▸ TASK
Set down each line of the material that follows, exactly, with no pictures.

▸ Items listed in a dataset

----

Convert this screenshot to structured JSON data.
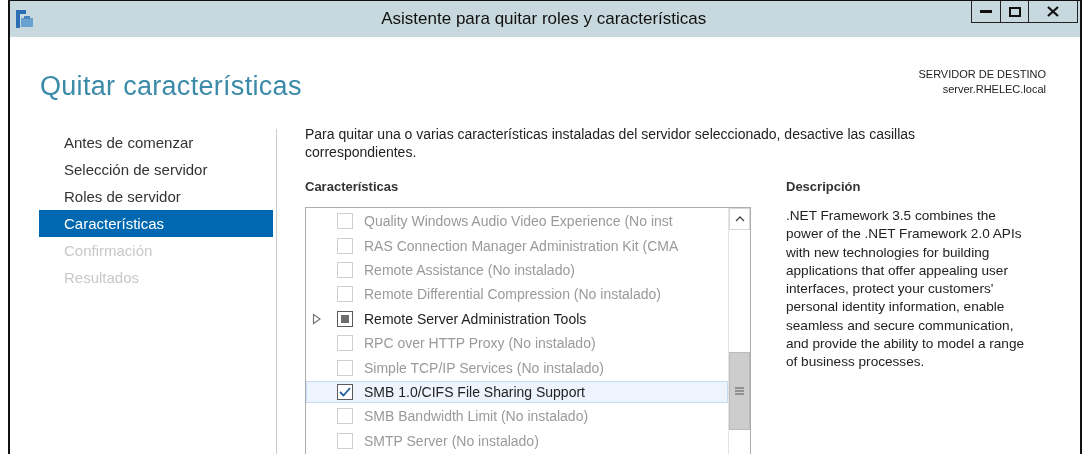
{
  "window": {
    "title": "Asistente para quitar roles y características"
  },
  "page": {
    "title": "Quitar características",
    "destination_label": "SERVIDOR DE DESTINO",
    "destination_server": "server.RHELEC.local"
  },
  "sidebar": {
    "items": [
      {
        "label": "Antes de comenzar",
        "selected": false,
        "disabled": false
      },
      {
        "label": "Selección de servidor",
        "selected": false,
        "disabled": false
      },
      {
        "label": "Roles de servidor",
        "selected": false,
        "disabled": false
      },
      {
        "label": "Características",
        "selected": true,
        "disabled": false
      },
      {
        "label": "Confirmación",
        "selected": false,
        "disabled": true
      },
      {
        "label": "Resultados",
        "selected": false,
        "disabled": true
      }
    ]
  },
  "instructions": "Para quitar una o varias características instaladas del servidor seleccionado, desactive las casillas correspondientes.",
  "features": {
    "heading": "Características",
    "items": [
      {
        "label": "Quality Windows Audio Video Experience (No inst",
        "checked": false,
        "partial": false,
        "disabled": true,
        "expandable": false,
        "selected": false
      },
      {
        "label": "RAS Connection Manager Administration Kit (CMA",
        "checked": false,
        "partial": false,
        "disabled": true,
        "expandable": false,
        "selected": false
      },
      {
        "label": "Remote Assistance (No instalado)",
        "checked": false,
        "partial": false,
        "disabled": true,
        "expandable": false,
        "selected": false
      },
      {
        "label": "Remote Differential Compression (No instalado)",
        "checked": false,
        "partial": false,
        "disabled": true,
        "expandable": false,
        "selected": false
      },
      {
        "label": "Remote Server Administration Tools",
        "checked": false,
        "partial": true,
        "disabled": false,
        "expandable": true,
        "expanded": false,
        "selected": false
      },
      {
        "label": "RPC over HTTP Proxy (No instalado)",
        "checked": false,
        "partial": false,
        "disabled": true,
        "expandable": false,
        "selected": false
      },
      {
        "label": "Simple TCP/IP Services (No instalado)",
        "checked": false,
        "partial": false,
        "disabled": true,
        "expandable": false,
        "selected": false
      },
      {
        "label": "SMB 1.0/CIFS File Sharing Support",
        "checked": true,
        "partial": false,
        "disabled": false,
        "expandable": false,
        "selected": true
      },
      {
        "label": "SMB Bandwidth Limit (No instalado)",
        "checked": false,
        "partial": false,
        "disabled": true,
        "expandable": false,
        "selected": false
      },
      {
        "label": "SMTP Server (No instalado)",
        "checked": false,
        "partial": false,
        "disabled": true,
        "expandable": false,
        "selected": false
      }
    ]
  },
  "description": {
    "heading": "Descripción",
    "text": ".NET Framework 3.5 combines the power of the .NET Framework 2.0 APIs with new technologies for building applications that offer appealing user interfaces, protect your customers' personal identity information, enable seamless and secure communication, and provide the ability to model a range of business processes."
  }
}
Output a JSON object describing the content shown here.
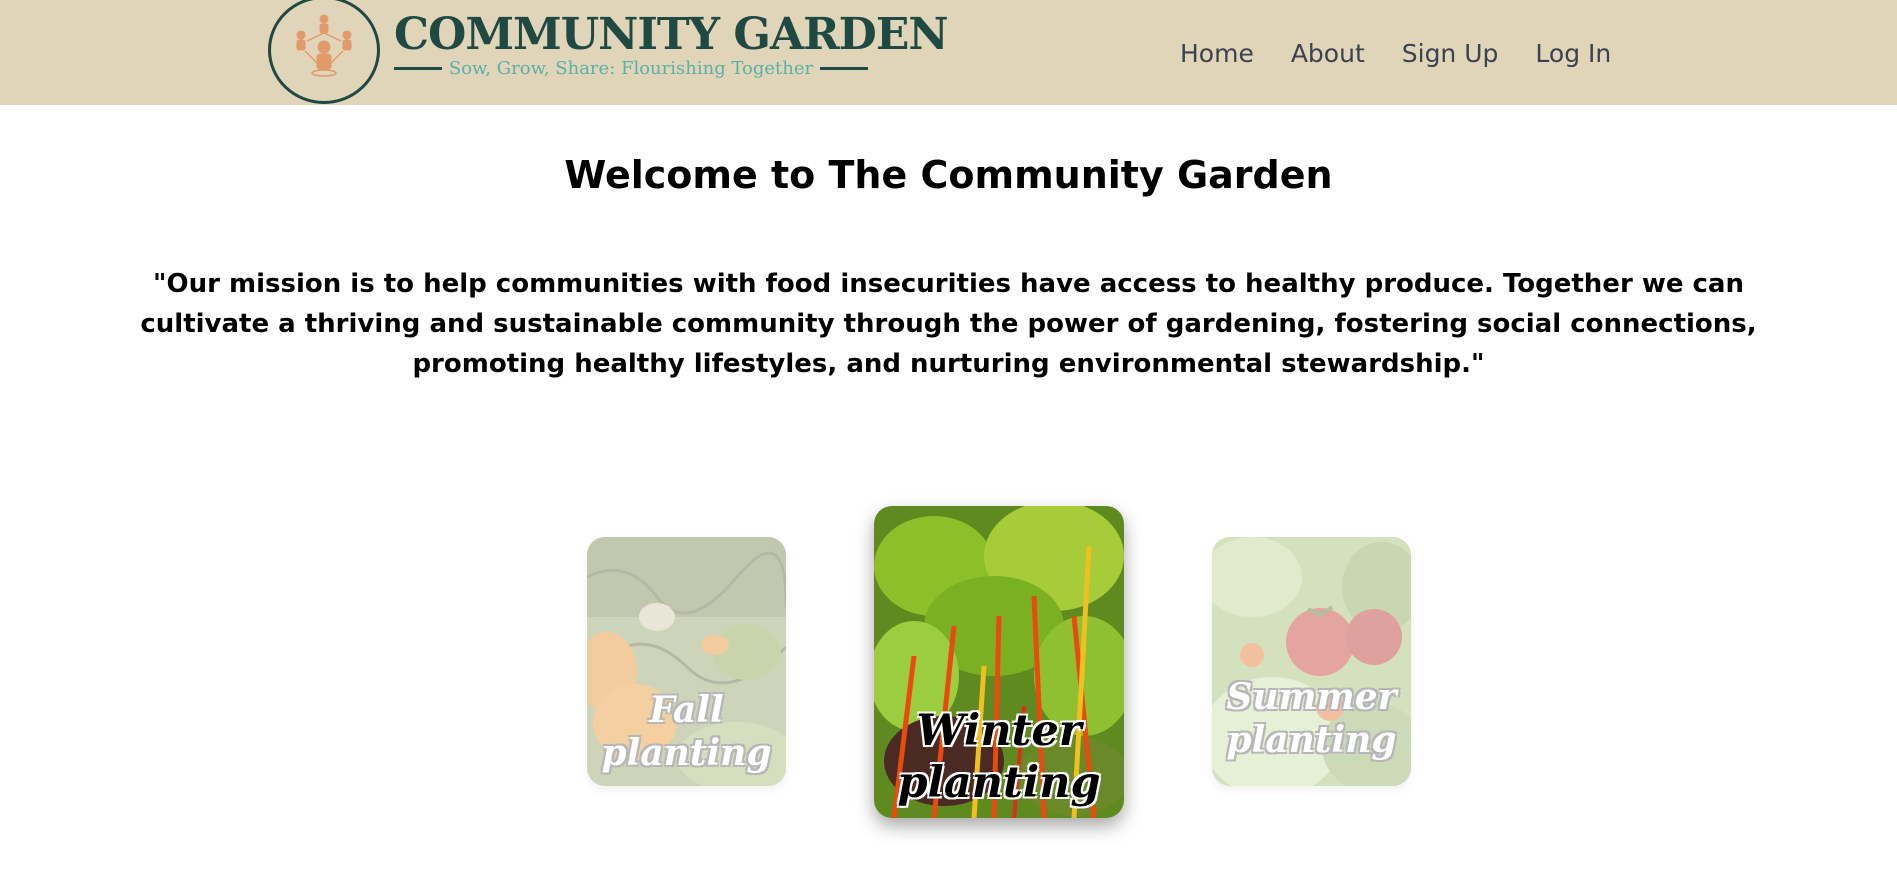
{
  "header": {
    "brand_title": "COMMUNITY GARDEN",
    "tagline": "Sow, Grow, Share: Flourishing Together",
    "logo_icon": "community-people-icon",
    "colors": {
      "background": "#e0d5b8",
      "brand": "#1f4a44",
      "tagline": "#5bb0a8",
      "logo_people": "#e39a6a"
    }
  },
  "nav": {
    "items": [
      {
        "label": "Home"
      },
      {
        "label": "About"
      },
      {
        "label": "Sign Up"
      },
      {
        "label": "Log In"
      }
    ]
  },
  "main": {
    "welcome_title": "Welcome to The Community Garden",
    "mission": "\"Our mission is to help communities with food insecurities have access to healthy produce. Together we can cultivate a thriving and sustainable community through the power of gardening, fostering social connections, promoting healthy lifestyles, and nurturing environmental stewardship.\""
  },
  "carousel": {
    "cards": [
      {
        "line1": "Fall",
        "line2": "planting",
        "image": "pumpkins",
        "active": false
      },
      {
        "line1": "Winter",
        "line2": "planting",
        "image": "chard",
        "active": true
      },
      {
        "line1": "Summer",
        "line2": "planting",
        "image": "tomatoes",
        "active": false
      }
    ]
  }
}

----

▸ TASK OUTPUT
Convert this screenshot to structured JSON data.
{
  "window": {
    "title": "Asistente para quitar roles y características"
  },
  "page": {
    "title": "Quitar características",
    "destination_label": "SERVIDOR DE DESTINO",
    "destination_server": "server.RHELEC.local"
  },
  "sidebar": {
    "items": [
      {
        "label": "Antes de comenzar",
        "selected": false,
        "disabled": false
      },
      {
        "label": "Selección de servidor",
        "selected": false,
        "disabled": false
      },
      {
        "label": "Roles de servidor",
        "selected": false,
        "disabled": false
      },
      {
        "label": "Características",
        "selected": true,
        "disabled": false
      },
      {
        "label": "Confirmación",
        "selected": false,
        "disabled": true
      },
      {
        "label": "Resultados",
        "selected": false,
        "disabled": true
      }
    ]
  },
  "instructions": "Para quitar una o varias características instaladas del servidor seleccionado, desactive las casillas correspondientes.",
  "features": {
    "heading": "Características",
    "items": [
      {
        "label": "Quality Windows Audio Video Experience (No inst",
        "checked": false,
        "partial": false,
        "disabled": true,
        "expandable": false,
        "selected": false
      },
      {
        "label": "RAS Connection Manager Administration Kit (CMA",
        "checked": false,
        "partial": false,
        "disabled": true,
        "expandable": false,
        "selected": false
      },
      {
        "label": "Remote Assistance (No instalado)",
        "checked": false,
        "partial": false,
        "disabled": true,
        "expandable": false,
        "selected": false
      },
      {
        "label": "Remote Differential Compression (No instalado)",
        "checked": false,
        "partial": false,
        "disabled": true,
        "expandable": false,
        "selected": false
      },
      {
        "label": "Remote Server Administration Tools",
        "checked": false,
        "partial": true,
        "disabled": false,
        "expandable": true,
        "expanded": false,
        "selected": false
      },
      {
        "label": "RPC over HTTP Proxy (No instalado)",
        "checked": false,
        "partial": false,
        "disabled": true,
        "expandable": false,
        "selected": false
      },
      {
        "label": "Simple TCP/IP Services (No instalado)",
        "checked": false,
        "partial": false,
        "disabled": true,
        "expandable": false,
        "selected": false
      },
      {
        "label": "SMB 1.0/CIFS File Sharing Support",
        "checked": true,
        "partial": false,
        "disabled": false,
        "expandable": false,
        "selected": true
      },
      {
        "label": "SMB Bandwidth Limit (No instalado)",
        "checked": false,
        "partial": false,
        "disabled": true,
        "expandable": false,
        "selected": false
      },
      {
        "label": "SMTP Server (No instalado)",
        "checked": false,
        "partial": false,
        "disabled": true,
        "expandable": false,
        "selected": false
      }
    ]
  },
  "description": {
    "heading": "Descripción",
    "text": ".NET Framework 3.5 combines the power of the .NET Framework 2.0 APIs with new technologies for building applications that offer appealing user interfaces, protect your customers' personal identity information, enable seamless and secure communication, and provide the ability to model a range of business processes."
  }
}
Output a JSON object describing the content shown here.
{
  "header": {
    "brand_title": "COMMUNITY GARDEN",
    "tagline": "Sow, Grow, Share: Flourishing Together",
    "logo_icon": "community-people-icon",
    "colors": {
      "background": "#e0d5b8",
      "brand": "#1f4a44",
      "tagline": "#5bb0a8",
      "logo_people": "#e39a6a"
    }
  },
  "nav": {
    "items": [
      {
        "label": "Home"
      },
      {
        "label": "About"
      },
      {
        "label": "Sign Up"
      },
      {
        "label": "Log In"
      }
    ]
  },
  "main": {
    "welcome_title": "Welcome to The Community Garden",
    "mission": "\"Our mission is to help communities with food insecurities have access to healthy produce. Together we can cultivate a thriving and sustainable community through the power of gardening, fostering social connections, promoting healthy lifestyles, and nurturing environmental stewardship.\""
  },
  "carousel": {
    "cards": [
      {
        "line1": "Fall",
        "line2": "planting",
        "image": "pumpkins",
        "active": false
      },
      {
        "line1": "Winter",
        "line2": "planting",
        "image": "chard",
        "active": true
      },
      {
        "line1": "Summer",
        "line2": "planting",
        "image": "tomatoes",
        "active": false
      }
    ]
  }
}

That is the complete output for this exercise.